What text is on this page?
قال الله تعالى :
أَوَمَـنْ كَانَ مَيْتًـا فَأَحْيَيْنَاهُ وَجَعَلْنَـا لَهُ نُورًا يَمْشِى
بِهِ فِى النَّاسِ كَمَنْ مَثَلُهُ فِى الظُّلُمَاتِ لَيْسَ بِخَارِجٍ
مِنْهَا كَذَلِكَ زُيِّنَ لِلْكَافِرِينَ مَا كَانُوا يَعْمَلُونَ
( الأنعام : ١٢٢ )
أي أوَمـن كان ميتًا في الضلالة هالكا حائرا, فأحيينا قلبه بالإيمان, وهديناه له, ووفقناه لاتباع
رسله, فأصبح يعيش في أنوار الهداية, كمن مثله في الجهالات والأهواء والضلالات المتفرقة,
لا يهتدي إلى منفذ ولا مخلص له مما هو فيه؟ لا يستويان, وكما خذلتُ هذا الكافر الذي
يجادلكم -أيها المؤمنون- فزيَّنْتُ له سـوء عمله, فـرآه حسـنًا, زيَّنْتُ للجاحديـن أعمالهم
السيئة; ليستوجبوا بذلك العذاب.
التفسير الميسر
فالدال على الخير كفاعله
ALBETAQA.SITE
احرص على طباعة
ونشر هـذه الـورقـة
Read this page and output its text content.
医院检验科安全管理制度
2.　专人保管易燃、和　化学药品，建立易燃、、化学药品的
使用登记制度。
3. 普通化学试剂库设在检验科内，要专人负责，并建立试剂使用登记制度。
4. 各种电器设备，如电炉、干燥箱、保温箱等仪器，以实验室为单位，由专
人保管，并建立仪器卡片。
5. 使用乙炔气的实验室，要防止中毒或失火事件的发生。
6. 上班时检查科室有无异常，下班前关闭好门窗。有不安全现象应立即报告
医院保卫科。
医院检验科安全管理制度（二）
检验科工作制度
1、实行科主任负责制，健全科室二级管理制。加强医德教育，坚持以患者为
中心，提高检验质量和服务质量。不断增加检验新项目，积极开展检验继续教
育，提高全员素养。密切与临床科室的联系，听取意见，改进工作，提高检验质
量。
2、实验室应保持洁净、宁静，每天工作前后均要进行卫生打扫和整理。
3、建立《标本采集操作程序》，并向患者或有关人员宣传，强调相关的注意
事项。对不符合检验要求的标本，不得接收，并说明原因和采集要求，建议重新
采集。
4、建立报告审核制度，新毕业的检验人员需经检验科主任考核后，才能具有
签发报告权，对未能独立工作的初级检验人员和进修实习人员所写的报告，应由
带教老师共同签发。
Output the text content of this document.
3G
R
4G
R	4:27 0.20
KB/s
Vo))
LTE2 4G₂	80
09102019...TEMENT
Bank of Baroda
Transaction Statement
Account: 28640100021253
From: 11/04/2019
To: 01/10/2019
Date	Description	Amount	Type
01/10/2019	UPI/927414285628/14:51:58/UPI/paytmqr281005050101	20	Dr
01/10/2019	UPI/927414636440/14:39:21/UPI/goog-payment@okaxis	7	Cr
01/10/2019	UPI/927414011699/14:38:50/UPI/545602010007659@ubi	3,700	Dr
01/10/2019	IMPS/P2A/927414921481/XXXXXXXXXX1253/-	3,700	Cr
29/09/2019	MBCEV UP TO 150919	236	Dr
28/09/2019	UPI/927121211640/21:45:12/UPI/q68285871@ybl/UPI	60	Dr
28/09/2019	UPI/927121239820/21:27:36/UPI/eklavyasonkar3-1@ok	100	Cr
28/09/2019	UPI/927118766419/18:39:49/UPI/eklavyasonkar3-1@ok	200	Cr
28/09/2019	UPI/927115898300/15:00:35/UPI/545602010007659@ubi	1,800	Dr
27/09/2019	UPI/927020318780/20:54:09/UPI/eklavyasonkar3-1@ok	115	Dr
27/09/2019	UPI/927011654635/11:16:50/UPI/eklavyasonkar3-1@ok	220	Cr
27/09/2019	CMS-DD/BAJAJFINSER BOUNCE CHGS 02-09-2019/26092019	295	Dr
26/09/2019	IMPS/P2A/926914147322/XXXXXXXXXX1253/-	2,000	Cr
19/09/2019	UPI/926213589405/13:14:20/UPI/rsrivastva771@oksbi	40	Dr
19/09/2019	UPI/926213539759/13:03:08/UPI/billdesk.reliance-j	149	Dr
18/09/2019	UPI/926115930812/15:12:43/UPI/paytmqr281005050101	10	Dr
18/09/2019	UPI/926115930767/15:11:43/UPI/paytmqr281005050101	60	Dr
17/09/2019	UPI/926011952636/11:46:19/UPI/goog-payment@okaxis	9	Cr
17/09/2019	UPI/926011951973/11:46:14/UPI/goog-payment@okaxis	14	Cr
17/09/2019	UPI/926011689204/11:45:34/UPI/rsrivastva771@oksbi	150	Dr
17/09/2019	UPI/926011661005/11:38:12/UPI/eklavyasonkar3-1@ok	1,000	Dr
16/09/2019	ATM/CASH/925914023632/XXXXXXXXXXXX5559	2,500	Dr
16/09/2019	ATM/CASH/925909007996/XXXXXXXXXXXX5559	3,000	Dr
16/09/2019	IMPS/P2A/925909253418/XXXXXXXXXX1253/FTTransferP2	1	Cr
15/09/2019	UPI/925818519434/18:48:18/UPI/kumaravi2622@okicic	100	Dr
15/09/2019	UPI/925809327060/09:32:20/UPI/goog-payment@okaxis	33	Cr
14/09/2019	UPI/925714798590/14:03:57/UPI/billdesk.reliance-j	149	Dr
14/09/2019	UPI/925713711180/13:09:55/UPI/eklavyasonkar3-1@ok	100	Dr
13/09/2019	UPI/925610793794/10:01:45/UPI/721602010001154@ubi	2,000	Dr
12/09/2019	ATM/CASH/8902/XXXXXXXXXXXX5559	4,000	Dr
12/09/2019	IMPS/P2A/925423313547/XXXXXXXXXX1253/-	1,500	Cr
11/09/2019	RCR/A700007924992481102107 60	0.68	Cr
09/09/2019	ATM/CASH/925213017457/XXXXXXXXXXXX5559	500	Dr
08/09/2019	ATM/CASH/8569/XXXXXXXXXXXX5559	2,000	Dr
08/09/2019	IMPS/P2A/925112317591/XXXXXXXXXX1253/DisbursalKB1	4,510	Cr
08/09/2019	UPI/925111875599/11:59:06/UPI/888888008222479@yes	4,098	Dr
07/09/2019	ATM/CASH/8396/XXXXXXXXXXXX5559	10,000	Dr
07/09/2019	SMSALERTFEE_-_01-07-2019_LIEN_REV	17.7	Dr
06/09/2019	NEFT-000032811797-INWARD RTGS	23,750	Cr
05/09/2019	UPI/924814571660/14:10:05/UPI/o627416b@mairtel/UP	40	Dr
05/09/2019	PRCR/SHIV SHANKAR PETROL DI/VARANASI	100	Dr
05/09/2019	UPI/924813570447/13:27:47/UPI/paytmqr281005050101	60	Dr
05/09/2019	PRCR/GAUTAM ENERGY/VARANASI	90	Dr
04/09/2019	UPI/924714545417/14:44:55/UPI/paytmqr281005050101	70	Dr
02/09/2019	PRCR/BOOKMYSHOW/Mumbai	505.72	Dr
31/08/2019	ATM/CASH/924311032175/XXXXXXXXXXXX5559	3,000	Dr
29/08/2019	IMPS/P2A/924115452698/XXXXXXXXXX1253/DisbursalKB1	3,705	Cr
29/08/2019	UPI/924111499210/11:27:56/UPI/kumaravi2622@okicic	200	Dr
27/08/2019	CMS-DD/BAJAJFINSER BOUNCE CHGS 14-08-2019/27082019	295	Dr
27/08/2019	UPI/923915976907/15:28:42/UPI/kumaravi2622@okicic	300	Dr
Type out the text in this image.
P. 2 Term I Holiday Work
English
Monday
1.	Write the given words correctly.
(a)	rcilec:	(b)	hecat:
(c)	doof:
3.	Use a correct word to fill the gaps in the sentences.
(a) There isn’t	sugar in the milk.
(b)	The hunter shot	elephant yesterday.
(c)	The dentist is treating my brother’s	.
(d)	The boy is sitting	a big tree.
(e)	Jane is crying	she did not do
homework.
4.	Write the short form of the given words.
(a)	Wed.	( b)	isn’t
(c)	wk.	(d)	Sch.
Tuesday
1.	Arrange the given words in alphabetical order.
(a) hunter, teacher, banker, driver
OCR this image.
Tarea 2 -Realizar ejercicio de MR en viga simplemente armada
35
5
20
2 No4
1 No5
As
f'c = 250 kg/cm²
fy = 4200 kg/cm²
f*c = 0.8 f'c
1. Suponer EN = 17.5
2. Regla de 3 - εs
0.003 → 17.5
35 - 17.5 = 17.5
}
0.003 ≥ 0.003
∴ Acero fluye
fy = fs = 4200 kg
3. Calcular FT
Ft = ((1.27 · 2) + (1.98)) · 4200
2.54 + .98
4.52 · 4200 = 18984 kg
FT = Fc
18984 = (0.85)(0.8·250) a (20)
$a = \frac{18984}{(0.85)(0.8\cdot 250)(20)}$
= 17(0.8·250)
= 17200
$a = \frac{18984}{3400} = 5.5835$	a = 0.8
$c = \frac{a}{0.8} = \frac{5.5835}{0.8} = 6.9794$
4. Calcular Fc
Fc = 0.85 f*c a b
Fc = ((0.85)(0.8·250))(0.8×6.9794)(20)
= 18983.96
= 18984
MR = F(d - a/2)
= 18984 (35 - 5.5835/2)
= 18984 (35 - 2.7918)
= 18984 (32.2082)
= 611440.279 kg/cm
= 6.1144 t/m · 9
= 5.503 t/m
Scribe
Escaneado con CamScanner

Work instructions
Scan the material above. Return every line containing the string "text".

Written response
What text is on this page?
Read this page and output its text content.
Output the text content of this document.
Type out the text in this image.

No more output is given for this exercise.